-- The exercise --
Copy the entries below exactly. Images do not belong in the copy.

[Entries from a visual dataset]
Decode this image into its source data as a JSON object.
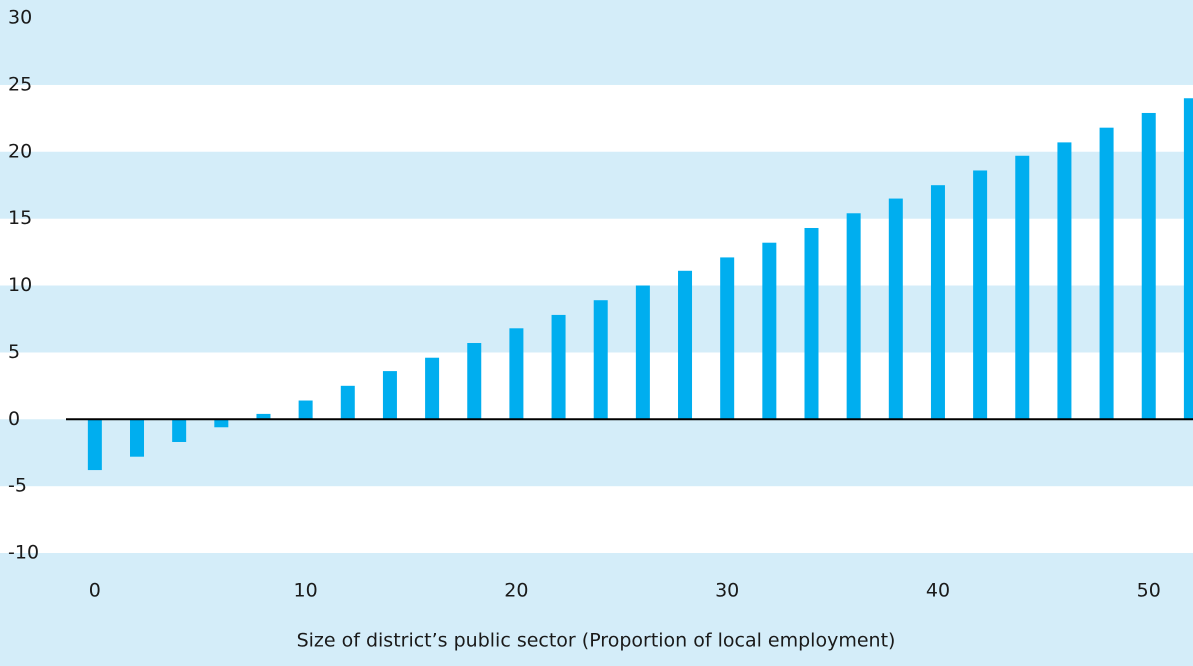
{
  "chart_data": {
    "type": "bar",
    "xlabel": "Size of district’s public sector (Proportion of local employment)",
    "x": [
      0,
      2,
      4,
      6,
      8,
      10,
      12,
      14,
      16,
      18,
      20,
      22,
      24,
      26,
      28,
      30,
      32,
      34,
      36,
      38,
      40,
      42,
      44,
      46,
      48,
      50,
      52
    ],
    "values": [
      -3.8,
      -2.8,
      -1.7,
      -0.6,
      0.4,
      1.4,
      2.5,
      3.6,
      4.6,
      5.7,
      6.8,
      7.8,
      8.9,
      10.0,
      11.1,
      12.1,
      13.2,
      14.3,
      15.4,
      16.5,
      17.5,
      18.6,
      19.7,
      20.7,
      21.8,
      22.9,
      24.0
    ],
    "color": "#00aeef",
    "xlim": [
      -4.5,
      52.1
    ],
    "xticks": [
      0,
      10,
      20,
      30,
      40,
      50
    ],
    "ylim": [
      -10,
      30
    ],
    "yticks": [
      -10,
      -5,
      0,
      5,
      10,
      15,
      20,
      25,
      30
    ],
    "band_colors": [
      "#ffffff",
      "#d4edf9"
    ]
  }
}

-- Written answer --
Decode this image into its source data as a JSON object.
{
  "chart_data": {
    "type": "bar",
    "xlabel": "Size of district’s public sector (Proportion of local employment)",
    "x": [
      0,
      2,
      4,
      6,
      8,
      10,
      12,
      14,
      16,
      18,
      20,
      22,
      24,
      26,
      28,
      30,
      32,
      34,
      36,
      38,
      40,
      42,
      44,
      46,
      48,
      50,
      52
    ],
    "values": [
      -3.8,
      -2.8,
      -1.7,
      -0.6,
      0.4,
      1.4,
      2.5,
      3.6,
      4.6,
      5.7,
      6.8,
      7.8,
      8.9,
      10.0,
      11.1,
      12.1,
      13.2,
      14.3,
      15.4,
      16.5,
      17.5,
      18.6,
      19.7,
      20.7,
      21.8,
      22.9,
      24.0
    ],
    "color": "#00aeef",
    "xlim": [
      -4.5,
      52.1
    ],
    "xticks": [
      0,
      10,
      20,
      30,
      40,
      50
    ],
    "ylim": [
      -10,
      30
    ],
    "yticks": [
      -10,
      -5,
      0,
      5,
      10,
      15,
      20,
      25,
      30
    ],
    "band_colors": [
      "#ffffff",
      "#d4edf9"
    ]
  }
}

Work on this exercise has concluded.